** Opening MATERIAL PROVIDED block **

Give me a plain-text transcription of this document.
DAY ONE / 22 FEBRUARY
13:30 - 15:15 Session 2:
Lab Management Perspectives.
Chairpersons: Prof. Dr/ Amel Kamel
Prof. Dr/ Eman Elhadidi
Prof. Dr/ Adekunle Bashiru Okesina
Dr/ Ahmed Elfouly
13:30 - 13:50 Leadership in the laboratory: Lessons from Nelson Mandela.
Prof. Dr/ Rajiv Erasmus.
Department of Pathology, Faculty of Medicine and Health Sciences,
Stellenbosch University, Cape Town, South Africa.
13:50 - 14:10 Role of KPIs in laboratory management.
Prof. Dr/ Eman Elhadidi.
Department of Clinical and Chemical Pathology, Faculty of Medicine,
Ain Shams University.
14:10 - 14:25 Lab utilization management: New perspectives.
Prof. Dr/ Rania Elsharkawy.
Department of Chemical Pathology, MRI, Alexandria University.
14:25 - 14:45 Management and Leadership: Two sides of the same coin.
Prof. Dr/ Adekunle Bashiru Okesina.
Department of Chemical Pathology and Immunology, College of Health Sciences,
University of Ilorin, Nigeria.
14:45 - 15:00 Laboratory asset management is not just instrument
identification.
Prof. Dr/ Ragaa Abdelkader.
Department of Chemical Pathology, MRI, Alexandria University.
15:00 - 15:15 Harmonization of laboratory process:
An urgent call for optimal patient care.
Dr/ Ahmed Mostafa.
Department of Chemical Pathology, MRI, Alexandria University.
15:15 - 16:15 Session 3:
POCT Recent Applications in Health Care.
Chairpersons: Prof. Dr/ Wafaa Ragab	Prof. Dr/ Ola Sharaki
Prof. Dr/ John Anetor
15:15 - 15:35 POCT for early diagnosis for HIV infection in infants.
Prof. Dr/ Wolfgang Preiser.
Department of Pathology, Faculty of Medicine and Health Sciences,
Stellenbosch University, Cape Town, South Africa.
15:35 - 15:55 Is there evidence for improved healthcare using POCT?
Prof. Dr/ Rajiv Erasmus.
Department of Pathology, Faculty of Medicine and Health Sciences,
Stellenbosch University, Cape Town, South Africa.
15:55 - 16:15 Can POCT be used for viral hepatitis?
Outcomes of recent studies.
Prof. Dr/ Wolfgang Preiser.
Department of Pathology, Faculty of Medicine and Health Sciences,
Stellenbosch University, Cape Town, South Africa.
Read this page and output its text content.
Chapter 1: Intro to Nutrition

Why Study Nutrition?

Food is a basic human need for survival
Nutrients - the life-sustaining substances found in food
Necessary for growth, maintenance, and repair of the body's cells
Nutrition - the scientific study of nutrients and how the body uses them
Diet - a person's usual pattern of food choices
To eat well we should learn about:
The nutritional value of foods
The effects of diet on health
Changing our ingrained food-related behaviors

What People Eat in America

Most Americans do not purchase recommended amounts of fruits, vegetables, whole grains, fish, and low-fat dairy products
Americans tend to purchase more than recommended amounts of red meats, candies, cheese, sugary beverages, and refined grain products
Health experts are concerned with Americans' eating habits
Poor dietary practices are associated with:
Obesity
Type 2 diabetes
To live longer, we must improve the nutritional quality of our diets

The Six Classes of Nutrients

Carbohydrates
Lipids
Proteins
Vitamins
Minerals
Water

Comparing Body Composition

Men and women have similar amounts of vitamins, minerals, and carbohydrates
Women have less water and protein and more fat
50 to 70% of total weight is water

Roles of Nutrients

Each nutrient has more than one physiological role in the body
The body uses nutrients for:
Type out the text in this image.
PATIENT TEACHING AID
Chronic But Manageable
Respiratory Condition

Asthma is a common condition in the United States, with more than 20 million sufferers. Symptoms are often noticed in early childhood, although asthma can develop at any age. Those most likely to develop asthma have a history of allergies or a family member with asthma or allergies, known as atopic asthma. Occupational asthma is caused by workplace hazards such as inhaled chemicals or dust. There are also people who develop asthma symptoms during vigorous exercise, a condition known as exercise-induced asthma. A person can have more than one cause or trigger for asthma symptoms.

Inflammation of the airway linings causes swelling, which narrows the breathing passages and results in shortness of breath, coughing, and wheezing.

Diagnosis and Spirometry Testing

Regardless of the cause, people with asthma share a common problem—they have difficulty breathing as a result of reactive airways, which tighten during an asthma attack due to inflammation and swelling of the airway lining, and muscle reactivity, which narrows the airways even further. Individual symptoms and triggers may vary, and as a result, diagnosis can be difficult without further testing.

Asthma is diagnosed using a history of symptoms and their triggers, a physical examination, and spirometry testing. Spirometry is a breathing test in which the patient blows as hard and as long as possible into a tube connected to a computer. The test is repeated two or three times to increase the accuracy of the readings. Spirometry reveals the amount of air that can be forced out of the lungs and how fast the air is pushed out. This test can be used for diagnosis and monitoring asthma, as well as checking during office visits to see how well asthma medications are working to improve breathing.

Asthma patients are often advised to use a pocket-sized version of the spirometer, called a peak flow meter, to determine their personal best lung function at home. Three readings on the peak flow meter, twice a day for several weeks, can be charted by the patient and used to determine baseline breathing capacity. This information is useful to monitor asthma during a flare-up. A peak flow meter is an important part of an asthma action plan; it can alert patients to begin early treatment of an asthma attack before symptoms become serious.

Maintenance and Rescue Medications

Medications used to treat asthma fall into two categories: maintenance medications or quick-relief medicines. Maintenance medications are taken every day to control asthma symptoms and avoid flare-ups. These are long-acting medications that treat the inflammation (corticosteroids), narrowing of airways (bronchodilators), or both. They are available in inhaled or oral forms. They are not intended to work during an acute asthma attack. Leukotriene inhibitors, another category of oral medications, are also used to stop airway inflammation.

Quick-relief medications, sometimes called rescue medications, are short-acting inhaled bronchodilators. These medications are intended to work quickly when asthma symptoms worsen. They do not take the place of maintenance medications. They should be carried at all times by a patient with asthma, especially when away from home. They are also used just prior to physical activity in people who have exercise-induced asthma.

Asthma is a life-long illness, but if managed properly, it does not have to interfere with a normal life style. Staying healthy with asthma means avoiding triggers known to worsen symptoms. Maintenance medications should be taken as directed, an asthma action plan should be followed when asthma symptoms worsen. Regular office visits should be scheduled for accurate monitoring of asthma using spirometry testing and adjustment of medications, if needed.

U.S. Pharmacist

** Closing MATERIAL PROVIDED block **

**EXERCISE INSTRUCTIONS:** Scan the material for the string "Session". Copy each line where it appears.

**FINISHED EXERCISE:**
13:30 - 15:15 Session 2:
15:15 - 16:15 Session 3:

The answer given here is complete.